(Part of a data file)
(begin)
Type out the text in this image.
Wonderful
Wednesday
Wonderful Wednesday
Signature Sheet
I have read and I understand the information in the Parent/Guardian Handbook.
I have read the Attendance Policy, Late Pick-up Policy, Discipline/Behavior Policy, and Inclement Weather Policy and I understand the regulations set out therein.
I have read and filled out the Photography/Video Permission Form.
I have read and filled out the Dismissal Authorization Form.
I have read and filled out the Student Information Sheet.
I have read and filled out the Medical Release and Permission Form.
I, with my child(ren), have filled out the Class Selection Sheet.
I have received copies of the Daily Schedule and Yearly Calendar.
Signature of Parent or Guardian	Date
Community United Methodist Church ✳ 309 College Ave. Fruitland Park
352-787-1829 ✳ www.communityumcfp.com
(end)
=== The problem ===
Each entry above needs to be retyped exactly.

=== Exercise response ===
Type out the text in this image.
Wonderful
Wednesday
Wonderful Wednesday
Signature Sheet
I have read and I understand the information in the Parent/Guardian Handbook.
I have read the Attendance Policy, Late Pick-up Policy, Discipline/Behavior Policy, and Inclement Weather Policy and I understand the regulations set out therein.
I have read and filled out the Photography/Video Permission Form.
I have read and filled out the Dismissal Authorization Form.
I have read and filled out the Student Information Sheet.
I have read and filled out the Medical Release and Permission Form.
I, with my child(ren), have filled out the Class Selection Sheet.
I have received copies of the Daily Schedule and Yearly Calendar.
Signature of Parent or Guardian	Date
Community United Methodist Church ✳ 309 College Ave. Fruitland Park
352-787-1829 ✳ www.communityumcfp.com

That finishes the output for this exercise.